GOAL –
From the line containing "Read all visible content and emit it as JSON." down to the last line of the records below, copy every line exactly. Leave out everything before it.

RECORDS FOR THIS EXERCISE –

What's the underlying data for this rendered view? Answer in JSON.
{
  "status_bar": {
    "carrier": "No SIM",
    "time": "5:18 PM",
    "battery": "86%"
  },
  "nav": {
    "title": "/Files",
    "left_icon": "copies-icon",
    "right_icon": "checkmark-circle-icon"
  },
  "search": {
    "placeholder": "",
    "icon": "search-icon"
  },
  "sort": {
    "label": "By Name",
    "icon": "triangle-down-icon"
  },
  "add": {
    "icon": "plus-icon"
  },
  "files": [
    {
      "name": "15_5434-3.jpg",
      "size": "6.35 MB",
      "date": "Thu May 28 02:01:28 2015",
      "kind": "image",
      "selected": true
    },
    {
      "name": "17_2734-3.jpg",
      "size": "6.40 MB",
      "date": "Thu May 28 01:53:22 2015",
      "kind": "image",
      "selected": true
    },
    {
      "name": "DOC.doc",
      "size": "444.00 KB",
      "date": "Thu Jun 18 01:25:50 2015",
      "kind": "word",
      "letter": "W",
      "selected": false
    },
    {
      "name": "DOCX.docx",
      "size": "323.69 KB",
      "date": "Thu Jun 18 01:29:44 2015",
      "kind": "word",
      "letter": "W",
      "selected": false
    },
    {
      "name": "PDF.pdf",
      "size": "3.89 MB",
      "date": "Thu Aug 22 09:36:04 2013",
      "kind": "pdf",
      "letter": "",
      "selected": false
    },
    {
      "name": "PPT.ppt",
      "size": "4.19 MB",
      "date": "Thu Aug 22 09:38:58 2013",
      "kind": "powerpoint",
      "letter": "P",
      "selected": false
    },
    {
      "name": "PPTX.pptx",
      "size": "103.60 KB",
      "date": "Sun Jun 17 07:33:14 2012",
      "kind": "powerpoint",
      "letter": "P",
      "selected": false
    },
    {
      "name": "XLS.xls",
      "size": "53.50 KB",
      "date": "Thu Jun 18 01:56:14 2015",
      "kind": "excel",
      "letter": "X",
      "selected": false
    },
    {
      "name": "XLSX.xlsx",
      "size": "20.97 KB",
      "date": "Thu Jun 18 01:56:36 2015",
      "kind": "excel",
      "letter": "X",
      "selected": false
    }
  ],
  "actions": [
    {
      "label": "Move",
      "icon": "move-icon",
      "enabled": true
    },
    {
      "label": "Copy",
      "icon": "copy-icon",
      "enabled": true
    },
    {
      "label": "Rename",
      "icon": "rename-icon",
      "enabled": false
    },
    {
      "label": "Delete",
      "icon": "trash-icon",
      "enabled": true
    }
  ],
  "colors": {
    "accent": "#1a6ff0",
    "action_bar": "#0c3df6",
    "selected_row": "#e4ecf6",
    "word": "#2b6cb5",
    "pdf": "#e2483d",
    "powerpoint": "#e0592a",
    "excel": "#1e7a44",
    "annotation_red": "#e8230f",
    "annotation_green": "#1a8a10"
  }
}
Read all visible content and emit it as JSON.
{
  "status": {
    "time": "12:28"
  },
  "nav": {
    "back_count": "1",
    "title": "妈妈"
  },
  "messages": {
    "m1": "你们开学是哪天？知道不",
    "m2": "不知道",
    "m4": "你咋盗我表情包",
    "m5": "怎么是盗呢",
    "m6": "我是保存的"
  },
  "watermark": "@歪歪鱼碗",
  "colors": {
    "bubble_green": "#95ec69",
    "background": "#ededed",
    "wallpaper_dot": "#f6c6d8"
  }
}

RESULT BELOW –
Read all visible content and emit it as JSON.
{
  "status": {
    "time": "12:28"
  },
  "nav": {
    "back_count": "1",
    "title": "妈妈"
  },
  "messages": {
    "m1": "你们开学是哪天？知道不",
    "m2": "不知道",
    "m4": "你咋盗我表情包",
    "m5": "怎么是盗呢",
    "m6": "我是保存的"
  },
  "watermark": "@歪歪鱼碗",
  "colors": {
    "bubble_green": "#95ec69",
    "background": "#ededed",
    "wallpaper_dot": "#f6c6d8"
  }
}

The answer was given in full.